Exercise: Write out the items as a numbered list with blank lines omitted, from the first line through the line containing "108, 206, 123]", including both ends.

Record excerpts:
## Start

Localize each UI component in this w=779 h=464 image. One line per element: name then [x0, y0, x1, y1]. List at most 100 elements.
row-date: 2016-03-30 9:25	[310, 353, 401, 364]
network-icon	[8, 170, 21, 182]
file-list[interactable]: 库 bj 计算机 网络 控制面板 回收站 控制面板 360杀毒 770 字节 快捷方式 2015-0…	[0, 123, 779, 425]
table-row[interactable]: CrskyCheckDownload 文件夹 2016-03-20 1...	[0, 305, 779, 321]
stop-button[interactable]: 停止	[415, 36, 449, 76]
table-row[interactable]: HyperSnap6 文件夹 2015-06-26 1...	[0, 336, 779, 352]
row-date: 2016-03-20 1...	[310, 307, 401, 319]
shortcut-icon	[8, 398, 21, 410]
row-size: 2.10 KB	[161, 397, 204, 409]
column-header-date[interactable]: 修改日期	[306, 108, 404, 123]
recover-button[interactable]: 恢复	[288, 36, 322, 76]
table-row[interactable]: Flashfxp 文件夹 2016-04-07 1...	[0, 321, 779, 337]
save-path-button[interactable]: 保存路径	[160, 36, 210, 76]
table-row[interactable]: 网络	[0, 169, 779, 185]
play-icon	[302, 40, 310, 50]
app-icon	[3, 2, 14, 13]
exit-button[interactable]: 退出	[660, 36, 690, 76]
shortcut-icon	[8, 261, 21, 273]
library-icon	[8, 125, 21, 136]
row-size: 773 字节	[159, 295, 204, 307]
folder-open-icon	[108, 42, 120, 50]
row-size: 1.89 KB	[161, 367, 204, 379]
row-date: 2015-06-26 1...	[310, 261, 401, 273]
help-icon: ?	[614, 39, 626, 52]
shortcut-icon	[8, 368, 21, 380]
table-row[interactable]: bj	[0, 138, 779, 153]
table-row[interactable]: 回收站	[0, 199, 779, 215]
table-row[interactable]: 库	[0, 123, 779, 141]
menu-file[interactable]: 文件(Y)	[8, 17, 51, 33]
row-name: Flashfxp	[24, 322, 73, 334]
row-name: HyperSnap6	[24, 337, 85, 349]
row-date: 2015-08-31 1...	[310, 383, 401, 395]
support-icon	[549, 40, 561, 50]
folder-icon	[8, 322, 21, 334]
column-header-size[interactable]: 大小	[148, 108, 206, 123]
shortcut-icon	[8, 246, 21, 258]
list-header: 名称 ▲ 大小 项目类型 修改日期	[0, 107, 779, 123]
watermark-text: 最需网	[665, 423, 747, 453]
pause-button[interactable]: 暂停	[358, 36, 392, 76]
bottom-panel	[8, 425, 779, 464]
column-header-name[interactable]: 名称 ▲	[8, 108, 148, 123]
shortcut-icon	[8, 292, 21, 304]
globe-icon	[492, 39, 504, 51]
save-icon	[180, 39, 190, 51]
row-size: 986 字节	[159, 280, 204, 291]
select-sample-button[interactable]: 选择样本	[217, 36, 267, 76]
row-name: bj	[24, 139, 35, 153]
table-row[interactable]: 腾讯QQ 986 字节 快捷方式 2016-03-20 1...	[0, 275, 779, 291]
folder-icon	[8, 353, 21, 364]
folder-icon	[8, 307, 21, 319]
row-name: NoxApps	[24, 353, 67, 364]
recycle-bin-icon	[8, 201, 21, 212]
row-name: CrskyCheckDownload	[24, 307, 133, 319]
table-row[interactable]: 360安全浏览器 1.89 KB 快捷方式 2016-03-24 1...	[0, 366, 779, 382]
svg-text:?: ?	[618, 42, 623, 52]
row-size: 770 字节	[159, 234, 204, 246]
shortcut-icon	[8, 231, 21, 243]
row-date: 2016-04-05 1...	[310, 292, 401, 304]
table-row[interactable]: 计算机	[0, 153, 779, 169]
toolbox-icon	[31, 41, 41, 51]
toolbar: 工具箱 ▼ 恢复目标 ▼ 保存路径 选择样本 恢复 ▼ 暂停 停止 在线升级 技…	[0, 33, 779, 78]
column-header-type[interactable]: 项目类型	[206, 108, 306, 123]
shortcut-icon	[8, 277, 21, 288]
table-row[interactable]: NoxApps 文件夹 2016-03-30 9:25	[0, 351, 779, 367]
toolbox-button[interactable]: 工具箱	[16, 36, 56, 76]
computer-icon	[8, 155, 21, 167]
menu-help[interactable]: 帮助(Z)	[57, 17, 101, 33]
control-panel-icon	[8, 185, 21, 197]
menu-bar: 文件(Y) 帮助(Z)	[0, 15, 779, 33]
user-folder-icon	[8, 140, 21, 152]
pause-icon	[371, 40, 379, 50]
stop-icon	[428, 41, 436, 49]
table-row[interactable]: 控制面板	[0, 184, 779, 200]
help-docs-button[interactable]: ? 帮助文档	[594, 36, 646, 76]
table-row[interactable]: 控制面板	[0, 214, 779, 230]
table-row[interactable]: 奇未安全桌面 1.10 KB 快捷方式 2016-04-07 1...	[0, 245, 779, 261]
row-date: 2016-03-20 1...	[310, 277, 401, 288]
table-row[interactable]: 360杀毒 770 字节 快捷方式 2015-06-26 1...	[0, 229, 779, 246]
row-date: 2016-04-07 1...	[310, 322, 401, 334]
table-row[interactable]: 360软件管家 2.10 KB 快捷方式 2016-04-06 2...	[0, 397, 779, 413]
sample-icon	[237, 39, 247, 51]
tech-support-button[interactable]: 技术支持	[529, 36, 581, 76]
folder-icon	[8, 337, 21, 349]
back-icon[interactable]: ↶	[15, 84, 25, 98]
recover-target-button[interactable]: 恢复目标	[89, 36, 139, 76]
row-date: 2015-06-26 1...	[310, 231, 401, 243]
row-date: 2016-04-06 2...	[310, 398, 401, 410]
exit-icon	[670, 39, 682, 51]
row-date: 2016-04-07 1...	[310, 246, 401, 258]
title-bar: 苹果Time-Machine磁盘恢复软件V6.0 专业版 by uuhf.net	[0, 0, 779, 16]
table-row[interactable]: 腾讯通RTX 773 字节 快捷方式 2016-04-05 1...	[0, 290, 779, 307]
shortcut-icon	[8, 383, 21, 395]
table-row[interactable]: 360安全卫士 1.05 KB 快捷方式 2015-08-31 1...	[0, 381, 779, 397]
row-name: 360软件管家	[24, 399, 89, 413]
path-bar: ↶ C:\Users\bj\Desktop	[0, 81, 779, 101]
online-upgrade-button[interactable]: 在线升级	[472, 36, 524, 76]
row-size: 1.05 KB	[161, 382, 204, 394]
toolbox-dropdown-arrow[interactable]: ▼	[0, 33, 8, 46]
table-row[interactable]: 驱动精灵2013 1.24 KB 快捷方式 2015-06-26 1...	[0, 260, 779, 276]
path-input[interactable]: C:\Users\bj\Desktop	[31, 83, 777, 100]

## End

Solution below:
1. Localize each UI component in this w=779 h=464 image. One line per element: name then [x0, y0, x1, y1]. List at most 100 elements.
2. row-date: 2016-03-30 9:25	[310, 353, 401, 364]
3. network-icon	[8, 170, 21, 182]
4. file-list[interactable]: 库 bj 计算机 网络 控制面板 回收站 控制面板 360杀毒 770 字节 快捷方式 2015-0…	[0, 123, 779, 425]
5. table-row[interactable]: CrskyCheckDownload 文件夹 2016-03-20 1...	[0, 305, 779, 321]
6. stop-button[interactable]: 停止	[415, 36, 449, 76]
7. table-row[interactable]: HyperSnap6 文件夹 2015-06-26 1...	[0, 336, 779, 352]
8. row-date: 2016-03-20 1...	[310, 307, 401, 319]
9. shortcut-icon	[8, 398, 21, 410]
10. row-size: 2.10 KB	[161, 397, 204, 409]
11. column-header-date[interactable]: 修改日期	[306, 108, 404, 123]
12. recover-button[interactable]: 恢复	[288, 36, 322, 76]
13. table-row[interactable]: Flashfxp 文件夹 2016-04-07 1...	[0, 321, 779, 337]
14. save-path-button[interactable]: 保存路径	[160, 36, 210, 76]
15. table-row[interactable]: 网络	[0, 169, 779, 185]
16. play-icon	[302, 40, 310, 50]
17. app-icon	[3, 2, 14, 13]
18. exit-button[interactable]: 退出	[660, 36, 690, 76]
19. shortcut-icon	[8, 261, 21, 273]
20. library-icon	[8, 125, 21, 136]
21. row-size: 773 字节	[159, 295, 204, 307]
22. folder-open-icon	[108, 42, 120, 50]
23. row-size: 1.89 KB	[161, 367, 204, 379]
24. row-date: 2015-06-26 1...	[310, 261, 401, 273]
25. help-icon: ?	[614, 39, 626, 52]
26. shortcut-icon	[8, 368, 21, 380]
27. table-row[interactable]: bj	[0, 138, 779, 153]
28. table-row[interactable]: 回收站	[0, 199, 779, 215]
29. table-row[interactable]: 库	[0, 123, 779, 141]
30. menu-file[interactable]: 文件(Y)	[8, 17, 51, 33]
31. row-name: Flashfxp	[24, 322, 73, 334]
32. row-name: HyperSnap6	[24, 337, 85, 349]
33. row-date: 2015-08-31 1...	[310, 383, 401, 395]
34. support-icon	[549, 40, 561, 50]
35. folder-icon	[8, 322, 21, 334]
36. column-header-size[interactable]: 大小	[148, 108, 206, 123]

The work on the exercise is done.